─── Recorded information
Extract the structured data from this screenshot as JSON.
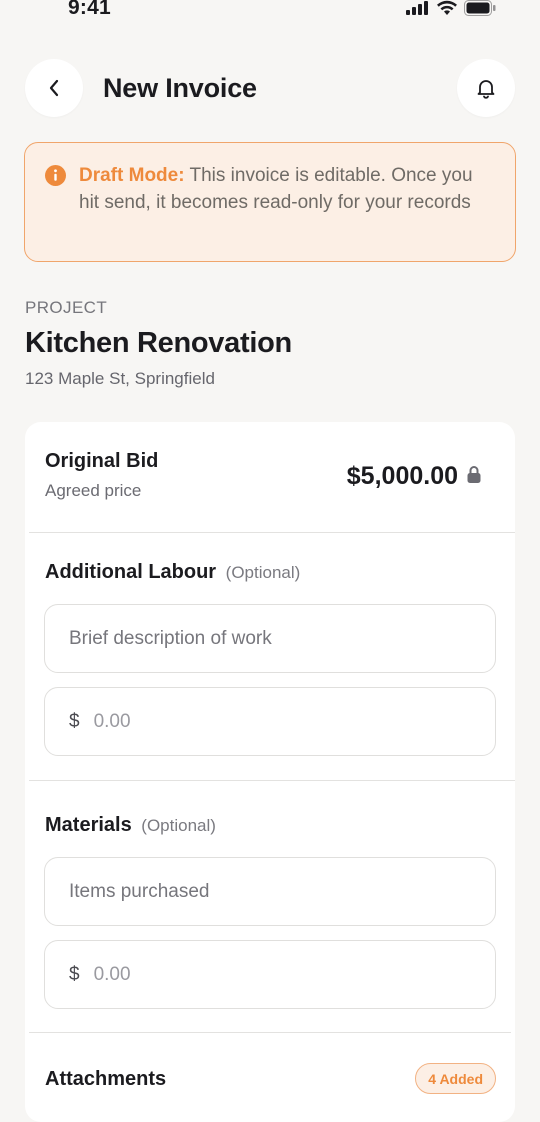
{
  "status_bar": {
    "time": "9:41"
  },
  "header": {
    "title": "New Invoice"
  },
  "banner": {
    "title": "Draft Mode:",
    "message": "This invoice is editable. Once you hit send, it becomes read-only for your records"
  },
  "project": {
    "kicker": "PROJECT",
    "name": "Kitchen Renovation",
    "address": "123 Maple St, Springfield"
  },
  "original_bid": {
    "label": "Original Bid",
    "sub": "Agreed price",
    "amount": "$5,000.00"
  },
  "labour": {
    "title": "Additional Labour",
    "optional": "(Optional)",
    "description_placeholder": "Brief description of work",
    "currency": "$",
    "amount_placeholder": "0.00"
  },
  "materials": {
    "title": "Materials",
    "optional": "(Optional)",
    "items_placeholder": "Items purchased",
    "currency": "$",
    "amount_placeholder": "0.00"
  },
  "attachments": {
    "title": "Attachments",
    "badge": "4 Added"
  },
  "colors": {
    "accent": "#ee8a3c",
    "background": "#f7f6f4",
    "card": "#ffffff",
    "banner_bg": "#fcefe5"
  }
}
──────
─── Recorded information
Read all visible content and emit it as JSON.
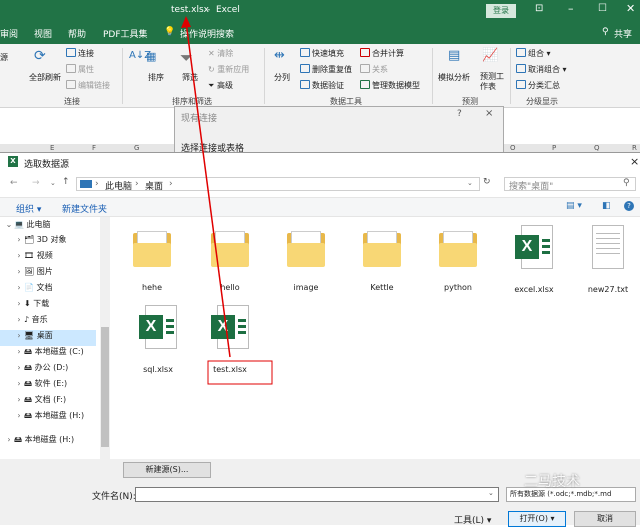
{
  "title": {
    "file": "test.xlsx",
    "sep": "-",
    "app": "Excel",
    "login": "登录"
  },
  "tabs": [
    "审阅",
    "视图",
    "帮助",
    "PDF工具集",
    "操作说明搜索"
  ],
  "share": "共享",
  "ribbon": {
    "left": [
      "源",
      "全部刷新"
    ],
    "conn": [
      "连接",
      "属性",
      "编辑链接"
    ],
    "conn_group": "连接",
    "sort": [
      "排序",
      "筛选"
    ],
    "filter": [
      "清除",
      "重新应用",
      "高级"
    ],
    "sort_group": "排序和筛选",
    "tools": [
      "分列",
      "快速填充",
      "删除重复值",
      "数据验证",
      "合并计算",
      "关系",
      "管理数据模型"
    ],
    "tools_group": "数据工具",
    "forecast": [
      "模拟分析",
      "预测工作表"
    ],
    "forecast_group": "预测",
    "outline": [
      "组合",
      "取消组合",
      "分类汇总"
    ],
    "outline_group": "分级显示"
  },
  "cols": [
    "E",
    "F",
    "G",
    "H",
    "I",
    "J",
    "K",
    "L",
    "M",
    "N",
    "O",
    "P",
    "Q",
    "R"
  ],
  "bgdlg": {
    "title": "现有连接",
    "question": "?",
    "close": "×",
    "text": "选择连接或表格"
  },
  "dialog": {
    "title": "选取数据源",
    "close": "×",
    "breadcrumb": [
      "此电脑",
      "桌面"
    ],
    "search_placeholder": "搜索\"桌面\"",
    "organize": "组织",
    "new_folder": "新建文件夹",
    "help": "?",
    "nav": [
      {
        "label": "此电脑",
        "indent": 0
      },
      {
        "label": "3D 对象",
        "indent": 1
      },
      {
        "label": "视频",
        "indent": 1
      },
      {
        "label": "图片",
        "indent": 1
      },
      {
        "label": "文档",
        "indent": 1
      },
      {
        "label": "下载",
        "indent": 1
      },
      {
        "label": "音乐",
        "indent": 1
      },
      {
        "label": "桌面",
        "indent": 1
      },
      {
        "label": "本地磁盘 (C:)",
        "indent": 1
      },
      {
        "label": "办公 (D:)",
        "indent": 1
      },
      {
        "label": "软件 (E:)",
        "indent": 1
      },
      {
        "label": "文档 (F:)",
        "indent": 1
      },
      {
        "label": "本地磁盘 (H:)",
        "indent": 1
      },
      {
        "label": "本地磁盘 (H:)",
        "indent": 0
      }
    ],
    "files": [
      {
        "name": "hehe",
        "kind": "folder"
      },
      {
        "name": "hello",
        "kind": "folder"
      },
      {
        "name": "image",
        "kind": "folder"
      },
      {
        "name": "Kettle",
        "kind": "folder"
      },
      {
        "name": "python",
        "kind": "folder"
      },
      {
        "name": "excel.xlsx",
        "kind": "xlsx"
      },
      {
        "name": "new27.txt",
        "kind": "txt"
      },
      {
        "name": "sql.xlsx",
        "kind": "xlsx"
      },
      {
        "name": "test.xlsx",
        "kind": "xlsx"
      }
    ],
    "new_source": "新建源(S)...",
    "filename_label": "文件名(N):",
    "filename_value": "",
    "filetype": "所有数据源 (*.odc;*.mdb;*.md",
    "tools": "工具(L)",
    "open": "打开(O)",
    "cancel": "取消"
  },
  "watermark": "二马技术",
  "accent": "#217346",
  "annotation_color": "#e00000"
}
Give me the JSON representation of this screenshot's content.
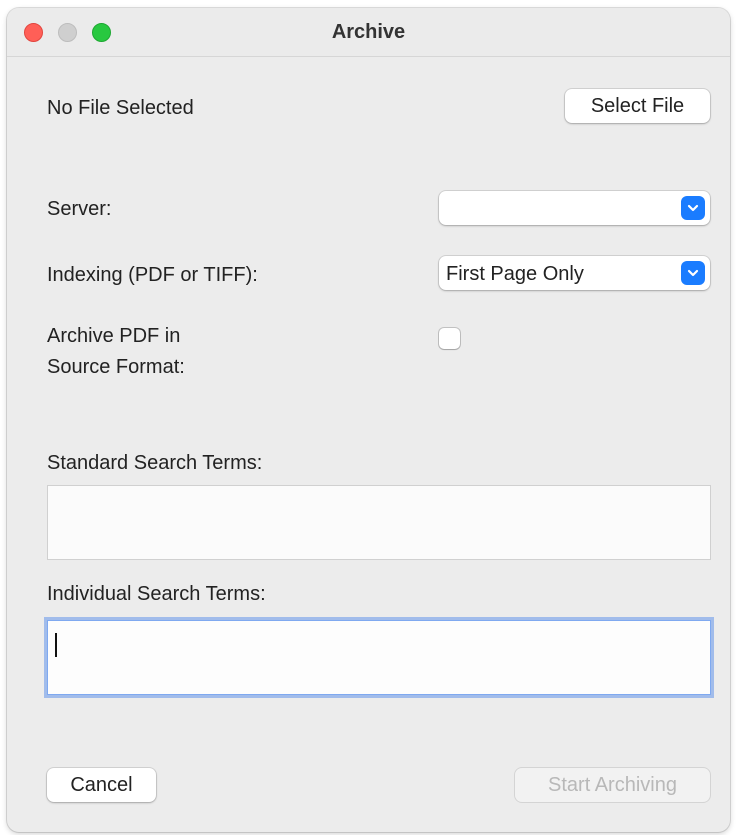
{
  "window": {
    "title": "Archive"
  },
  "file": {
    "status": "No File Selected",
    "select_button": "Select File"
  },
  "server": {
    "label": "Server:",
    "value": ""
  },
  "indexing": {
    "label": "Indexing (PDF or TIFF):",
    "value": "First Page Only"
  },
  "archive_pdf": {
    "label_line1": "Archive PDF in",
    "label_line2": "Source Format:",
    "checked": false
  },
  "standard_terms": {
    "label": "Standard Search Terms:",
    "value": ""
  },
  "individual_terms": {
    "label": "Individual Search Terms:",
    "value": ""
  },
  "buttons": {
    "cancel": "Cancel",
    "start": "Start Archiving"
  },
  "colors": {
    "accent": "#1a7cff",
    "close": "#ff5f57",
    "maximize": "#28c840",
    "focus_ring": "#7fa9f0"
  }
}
──────
### Written problem
Of the lines above, how many contain the word "xlsx"? Provide the number and nothing else.

### Written reply
7